- [OBJECTIVE]: Copy every line of the listing that holds the string "SDTVAR".

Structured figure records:
_ _ _ _ _
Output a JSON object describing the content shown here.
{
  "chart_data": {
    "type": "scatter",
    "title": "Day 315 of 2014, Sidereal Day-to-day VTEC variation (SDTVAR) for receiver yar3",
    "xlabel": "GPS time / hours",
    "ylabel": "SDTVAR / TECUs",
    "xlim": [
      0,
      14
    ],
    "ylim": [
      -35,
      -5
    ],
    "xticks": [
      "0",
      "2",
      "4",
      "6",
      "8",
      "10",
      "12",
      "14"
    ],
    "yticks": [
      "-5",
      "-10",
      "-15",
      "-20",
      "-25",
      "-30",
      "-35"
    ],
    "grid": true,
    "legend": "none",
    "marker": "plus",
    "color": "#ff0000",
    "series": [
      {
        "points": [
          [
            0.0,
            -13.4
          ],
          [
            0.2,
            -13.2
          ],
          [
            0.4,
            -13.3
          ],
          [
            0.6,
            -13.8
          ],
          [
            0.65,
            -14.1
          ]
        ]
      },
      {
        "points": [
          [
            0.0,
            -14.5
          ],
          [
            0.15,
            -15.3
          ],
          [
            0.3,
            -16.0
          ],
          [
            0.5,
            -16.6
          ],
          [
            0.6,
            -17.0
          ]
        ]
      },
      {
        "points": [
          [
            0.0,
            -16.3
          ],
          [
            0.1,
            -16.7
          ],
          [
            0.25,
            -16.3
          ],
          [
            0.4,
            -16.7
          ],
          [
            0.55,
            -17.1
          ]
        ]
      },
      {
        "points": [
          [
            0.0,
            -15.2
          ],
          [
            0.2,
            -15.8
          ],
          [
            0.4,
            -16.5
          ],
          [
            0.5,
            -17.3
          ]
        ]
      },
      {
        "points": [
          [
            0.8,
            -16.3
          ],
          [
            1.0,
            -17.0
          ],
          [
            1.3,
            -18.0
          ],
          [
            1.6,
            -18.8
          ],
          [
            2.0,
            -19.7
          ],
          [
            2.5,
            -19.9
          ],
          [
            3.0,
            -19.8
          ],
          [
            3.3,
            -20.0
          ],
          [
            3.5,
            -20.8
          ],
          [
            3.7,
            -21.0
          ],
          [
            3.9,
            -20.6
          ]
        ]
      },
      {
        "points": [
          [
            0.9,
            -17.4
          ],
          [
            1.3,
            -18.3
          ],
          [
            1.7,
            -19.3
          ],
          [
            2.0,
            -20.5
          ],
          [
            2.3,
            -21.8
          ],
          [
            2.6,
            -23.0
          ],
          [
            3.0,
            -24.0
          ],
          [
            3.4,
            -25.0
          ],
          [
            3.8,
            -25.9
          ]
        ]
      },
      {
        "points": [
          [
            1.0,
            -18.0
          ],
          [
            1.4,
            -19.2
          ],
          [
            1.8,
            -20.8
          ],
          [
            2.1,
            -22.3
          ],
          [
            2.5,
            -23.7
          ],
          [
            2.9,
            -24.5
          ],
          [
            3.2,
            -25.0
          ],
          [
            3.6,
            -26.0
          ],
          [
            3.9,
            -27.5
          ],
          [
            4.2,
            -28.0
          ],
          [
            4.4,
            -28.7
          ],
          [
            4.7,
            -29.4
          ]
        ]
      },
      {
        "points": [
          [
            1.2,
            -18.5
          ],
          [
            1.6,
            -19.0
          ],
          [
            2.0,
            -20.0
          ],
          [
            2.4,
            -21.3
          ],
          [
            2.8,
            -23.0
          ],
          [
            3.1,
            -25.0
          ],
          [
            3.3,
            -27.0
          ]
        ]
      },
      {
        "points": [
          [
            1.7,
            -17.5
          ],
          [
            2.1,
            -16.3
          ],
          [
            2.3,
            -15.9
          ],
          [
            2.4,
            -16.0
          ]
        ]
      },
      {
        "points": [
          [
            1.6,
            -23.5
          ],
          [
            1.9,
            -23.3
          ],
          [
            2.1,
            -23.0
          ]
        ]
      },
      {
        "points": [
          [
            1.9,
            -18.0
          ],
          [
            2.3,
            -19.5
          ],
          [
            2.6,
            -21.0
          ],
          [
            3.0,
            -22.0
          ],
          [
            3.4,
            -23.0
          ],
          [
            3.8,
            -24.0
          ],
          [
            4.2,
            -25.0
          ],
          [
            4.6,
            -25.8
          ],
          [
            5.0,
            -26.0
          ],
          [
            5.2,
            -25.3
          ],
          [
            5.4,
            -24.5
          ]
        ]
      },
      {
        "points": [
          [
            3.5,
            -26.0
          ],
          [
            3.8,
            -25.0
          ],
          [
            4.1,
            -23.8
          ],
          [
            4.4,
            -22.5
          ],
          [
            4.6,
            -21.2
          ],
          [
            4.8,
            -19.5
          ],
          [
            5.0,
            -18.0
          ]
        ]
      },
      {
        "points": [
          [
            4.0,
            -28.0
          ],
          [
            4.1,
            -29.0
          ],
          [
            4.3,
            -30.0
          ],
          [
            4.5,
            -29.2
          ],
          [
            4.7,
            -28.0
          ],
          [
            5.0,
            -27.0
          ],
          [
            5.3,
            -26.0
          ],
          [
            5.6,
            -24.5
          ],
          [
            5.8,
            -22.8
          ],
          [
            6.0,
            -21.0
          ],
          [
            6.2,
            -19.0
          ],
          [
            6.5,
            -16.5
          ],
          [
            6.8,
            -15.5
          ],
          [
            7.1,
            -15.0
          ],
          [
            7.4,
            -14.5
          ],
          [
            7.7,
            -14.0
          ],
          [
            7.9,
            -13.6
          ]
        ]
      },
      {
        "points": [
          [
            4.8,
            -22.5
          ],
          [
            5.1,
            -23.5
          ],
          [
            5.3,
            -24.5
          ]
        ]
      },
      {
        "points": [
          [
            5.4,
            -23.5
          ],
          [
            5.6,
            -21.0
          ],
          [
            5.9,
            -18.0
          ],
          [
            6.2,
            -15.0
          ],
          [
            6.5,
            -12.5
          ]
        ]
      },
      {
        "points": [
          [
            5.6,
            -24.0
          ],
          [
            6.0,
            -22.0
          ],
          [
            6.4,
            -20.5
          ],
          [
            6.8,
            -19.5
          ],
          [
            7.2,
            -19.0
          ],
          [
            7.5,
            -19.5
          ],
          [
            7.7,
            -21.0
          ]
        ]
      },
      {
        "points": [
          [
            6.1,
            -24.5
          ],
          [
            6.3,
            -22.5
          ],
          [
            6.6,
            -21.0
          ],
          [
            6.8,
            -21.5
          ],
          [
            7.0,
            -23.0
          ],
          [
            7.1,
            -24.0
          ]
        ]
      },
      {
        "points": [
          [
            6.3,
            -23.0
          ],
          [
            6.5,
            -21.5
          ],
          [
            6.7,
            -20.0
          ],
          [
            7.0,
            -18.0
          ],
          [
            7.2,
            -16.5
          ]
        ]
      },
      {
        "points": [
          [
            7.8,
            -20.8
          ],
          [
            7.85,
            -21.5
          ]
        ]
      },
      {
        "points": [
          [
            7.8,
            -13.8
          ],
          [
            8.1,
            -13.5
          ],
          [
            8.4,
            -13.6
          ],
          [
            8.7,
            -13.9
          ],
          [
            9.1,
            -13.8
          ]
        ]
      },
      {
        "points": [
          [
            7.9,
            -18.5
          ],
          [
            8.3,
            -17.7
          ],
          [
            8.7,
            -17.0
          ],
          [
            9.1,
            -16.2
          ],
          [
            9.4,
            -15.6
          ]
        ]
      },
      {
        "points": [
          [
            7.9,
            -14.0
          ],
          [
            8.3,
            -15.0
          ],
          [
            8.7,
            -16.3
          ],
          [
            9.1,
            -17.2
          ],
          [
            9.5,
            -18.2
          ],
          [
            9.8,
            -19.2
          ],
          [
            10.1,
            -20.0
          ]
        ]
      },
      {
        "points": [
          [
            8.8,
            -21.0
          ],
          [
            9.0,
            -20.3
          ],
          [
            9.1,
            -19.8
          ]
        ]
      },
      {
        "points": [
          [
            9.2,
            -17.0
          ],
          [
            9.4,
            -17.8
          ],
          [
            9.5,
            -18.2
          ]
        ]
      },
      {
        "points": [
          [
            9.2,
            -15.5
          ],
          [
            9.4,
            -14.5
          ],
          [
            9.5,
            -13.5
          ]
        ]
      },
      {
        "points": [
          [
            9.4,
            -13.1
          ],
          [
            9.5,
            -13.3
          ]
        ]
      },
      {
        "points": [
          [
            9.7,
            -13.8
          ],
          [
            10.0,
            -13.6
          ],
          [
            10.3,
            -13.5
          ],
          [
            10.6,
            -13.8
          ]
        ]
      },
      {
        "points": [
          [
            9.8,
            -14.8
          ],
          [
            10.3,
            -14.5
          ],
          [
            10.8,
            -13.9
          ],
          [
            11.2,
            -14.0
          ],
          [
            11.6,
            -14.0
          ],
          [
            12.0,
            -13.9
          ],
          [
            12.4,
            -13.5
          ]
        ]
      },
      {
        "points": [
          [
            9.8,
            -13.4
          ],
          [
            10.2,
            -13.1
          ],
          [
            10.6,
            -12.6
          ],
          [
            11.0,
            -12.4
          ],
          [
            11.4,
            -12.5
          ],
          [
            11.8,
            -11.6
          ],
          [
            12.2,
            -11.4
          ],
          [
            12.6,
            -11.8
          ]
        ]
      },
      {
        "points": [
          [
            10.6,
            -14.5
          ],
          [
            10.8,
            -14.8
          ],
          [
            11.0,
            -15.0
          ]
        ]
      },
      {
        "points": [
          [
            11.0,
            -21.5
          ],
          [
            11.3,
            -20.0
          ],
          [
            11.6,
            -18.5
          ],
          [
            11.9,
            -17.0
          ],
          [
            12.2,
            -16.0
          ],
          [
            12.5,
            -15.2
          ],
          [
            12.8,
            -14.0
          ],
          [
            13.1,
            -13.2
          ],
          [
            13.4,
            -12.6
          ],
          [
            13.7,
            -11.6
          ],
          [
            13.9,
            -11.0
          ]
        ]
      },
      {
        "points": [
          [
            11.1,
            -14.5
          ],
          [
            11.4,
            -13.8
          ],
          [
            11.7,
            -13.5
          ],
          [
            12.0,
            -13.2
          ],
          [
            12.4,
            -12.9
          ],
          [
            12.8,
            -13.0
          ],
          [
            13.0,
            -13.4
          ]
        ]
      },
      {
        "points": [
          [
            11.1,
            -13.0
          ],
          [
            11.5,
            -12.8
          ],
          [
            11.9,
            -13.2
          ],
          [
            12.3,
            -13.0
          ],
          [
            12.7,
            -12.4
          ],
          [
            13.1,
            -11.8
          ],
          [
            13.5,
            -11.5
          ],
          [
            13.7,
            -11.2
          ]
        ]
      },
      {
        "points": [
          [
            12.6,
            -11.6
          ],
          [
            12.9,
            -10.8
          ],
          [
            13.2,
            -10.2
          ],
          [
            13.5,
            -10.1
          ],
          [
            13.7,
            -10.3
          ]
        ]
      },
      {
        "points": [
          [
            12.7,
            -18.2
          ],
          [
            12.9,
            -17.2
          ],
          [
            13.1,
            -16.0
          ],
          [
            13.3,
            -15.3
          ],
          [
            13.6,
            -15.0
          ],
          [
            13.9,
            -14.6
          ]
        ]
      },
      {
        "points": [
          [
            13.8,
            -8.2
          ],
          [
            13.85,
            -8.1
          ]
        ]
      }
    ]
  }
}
_ _ _ _ _
- [SOLUTION TO THE EXERCISE]:
    "title": "Day 315 of 2014, Sidereal Day-to-day VTEC variation (SDTVAR) for receiver yar3",
    "ylabel": "SDTVAR / TECUs",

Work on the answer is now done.